**TASK REQUIREMENTS**
State the number of lines that include the string "bytes", and write nothing else.

**STORED DATA**

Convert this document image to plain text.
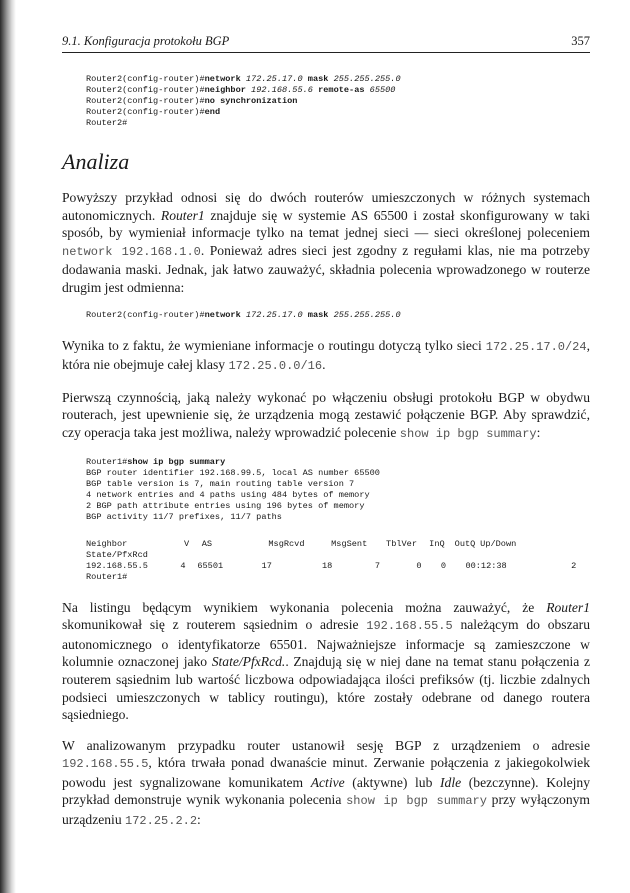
9.1. Konfiguracja protokołu BGP	357
Router2(config-router)#network 172.25.17.0 mask 255.255.255.0
Router2(config-router)#neighbor 192.168.55.6 remote-as 65500
Router2(config-router)#no synchronization
Router2(config-router)#end
Router2#
Analiza

Powyższy przykład odnosi się do dwóch routerów umieszczonych w różnych systemach autonomicznych. Router1 znajduje się w systemie AS 65500 i został skonfigurowany w taki sposób, by wymieniał informacje tylko na temat jednej sieci — sieci określonej poleceniem network 192.168.1.0. Ponieważ adres sieci jest zgodny z regułami klas, nie ma potrzeby dodawania maski. Jednak, jak łatwo zauważyć, składnia polecenia wprowadzonego w routerze drugim jest odmienna:

Router2(config-router)#network 172.25.17.0 mask 255.255.255.0

Wynika to z faktu, że wymieniane informacje o routingu dotyczą tylko sieci 172.25.17.0/24, która nie obejmuje całej klasy 172.25.0.0/16.

Pierwszą czynnością, jaką należy wykonać po włączeniu obsługi protokołu BGP w obydwu routerach, jest upewnienie się, że urządzenia mogą zestawić połączenie BGP. Aby sprawdzić, czy operacja taka jest możliwa, należy wprowadzić polecenie show ip bgp summary:

Router1#show ip bgp summary
BGP router identifier 192.168.99.5, local AS number 65500
BGP table version is 7, main routing table version 7
4 network entries and 4 paths using 484 bytes of memory
2 BGP path attribute entries using 196 bytes of memory
BGP activity 11/7 prefixes, 11/7 paths
Neighbor	V	AS	MsgRcvd	MsgSent	TblVer	InQ	OutQ Up/Down
State/PfxRcd
192.168.55.5	4	65501	17	18	7	0	0	00:12:38	2
Router1#

Na listingu będącym wynikiem wykonania polecenia można zauważyć, że Router1 skomunikował się z routerem sąsiednim o adresie 192.168.55.5 należącym do obszaru autonomicznego o identyfikatorze 65501. Najważniejsze informacje są zamieszczone w kolumnie oznaczonej jako State/PfxRcd.. Znajdują się w niej dane na temat stanu połączenia z routerem sąsiednim lub wartość liczbowa odpowiadająca ilości prefiksów (tj. liczbie zdalnych podsieci umieszczonych w tablicy routingu), które zostały odebrane od danego routera sąsiedniego.

W analizowanym przypadku router ustanowił sesję BGP z urządzeniem o adresie 192.168.55.5, która trwała ponad dwanaście minut. Zerwanie połączenia z jakiegokolwiek powodu jest sygnalizowane komunikatem Active (aktywne) lub Idle (bezczynne). Kolejny przykład demonstruje wynik wykonania polecenia show ip bgp summary przy wyłączonym urządzeniu 172.25.2.2:
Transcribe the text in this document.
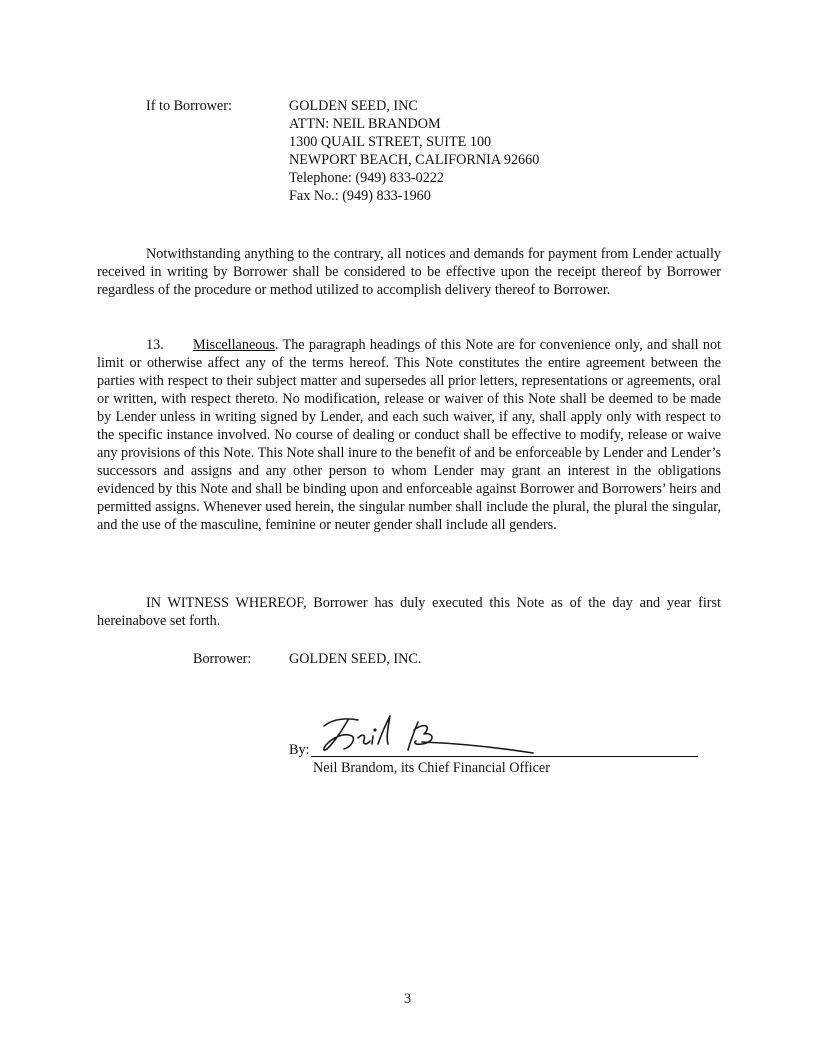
If to Borrower:	GOLDEN SEED, INC
ATTN: NEIL BRANDOM
1300 QUAIL STREET, SUITE 100
NEWPORT BEACH, CALIFORNIA 92660
Telephone: (949) 833-0222
Fax No.: (949) 833-1960

Notwithstanding anything to the contrary, all notices and demands for payment from Lender actually received in writing by Borrower shall be considered to be effective upon the receipt thereof by Borrower regardless of the procedure or method utilized to accomplish delivery thereof to Borrower.

13. Miscellaneous. The paragraph headings of this Note are for convenience only, and shall not limit or otherwise affect any of the terms hereof. This Note constitutes the entire agreement between the parties with respect to their subject matter and supersedes all prior letters, representations or agreements, oral or written, with respect thereto. No modification, release or waiver of this Note shall be deemed to be made by Lender unless in writing signed by Lender, and each such waiver, if any, shall apply only with respect to the specific instance involved. No course of dealing or conduct shall be effective to modify, release or waive any provisions of this Note. This Note shall inure to the benefit of and be enforceable by Lender and Lender’s successors and assigns and any other person to whom Lender may grant an interest in the obligations evidenced by this Note and shall be binding upon and enforceable against Borrower and Borrowers’ heirs and permitted assigns. Whenever used herein, the singular number shall include the plural, the plural the singular, and the use of the masculine, feminine or neuter gender shall include all genders.

IN WITNESS WHEREOF, Borrower has duly executed this Note as of the day and year first hereinabove set forth.

Borrower:	GOLDEN SEED, INC.
By:
Neil Brandom, its Chief Financial Officer
3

**FULL RESPONSE**
2